=== What this task involves ===
You are to retype all of the data exactly as it appears.

## START Records for processing

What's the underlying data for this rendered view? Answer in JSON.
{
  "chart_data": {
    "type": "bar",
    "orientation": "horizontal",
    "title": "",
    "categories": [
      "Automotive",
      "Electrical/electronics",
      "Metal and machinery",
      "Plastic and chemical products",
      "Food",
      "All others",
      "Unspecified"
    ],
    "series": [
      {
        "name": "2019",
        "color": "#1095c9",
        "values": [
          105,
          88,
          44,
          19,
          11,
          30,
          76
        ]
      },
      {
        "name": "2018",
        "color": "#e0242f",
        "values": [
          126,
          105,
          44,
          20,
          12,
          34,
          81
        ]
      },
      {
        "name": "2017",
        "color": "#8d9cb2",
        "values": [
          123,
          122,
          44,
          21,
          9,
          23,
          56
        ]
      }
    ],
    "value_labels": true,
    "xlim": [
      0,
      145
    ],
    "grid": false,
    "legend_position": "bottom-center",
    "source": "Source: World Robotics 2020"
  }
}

## END Records for processing

=== Response ===
What's the underlying data for this rendered view? Answer in JSON.
{
  "chart_data": {
    "type": "bar",
    "orientation": "horizontal",
    "title": "",
    "categories": [
      "Automotive",
      "Electrical/electronics",
      "Metal and machinery",
      "Plastic and chemical products",
      "Food",
      "All others",
      "Unspecified"
    ],
    "series": [
      {
        "name": "2019",
        "color": "#1095c9",
        "values": [
          105,
          88,
          44,
          19,
          11,
          30,
          76
        ]
      },
      {
        "name": "2018",
        "color": "#e0242f",
        "values": [
          126,
          105,
          44,
          20,
          12,
          34,
          81
        ]
      },
      {
        "name": "2017",
        "color": "#8d9cb2",
        "values": [
          123,
          122,
          44,
          21,
          9,
          23,
          56
        ]
      }
    ],
    "value_labels": true,
    "xlim": [
      0,
      145
    ],
    "grid": false,
    "legend_position": "bottom-center",
    "source": "Source: World Robotics 2020"
  }
}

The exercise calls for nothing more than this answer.